_Exercise brief:_ Scan the entries below and count the lines holding the string "title". Supply only the number.

_Stored entries:_
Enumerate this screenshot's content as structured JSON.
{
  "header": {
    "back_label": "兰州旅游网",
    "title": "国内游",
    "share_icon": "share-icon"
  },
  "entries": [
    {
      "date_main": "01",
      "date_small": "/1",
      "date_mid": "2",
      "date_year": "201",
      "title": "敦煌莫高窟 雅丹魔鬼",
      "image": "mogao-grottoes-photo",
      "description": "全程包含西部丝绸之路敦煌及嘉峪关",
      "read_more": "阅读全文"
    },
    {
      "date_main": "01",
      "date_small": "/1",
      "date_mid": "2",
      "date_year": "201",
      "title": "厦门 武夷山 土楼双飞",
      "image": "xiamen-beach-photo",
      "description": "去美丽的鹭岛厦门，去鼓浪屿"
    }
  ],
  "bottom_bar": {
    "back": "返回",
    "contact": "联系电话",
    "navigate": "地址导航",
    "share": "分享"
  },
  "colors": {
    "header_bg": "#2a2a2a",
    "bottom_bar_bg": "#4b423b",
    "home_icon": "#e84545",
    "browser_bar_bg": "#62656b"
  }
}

_Task response:_ 3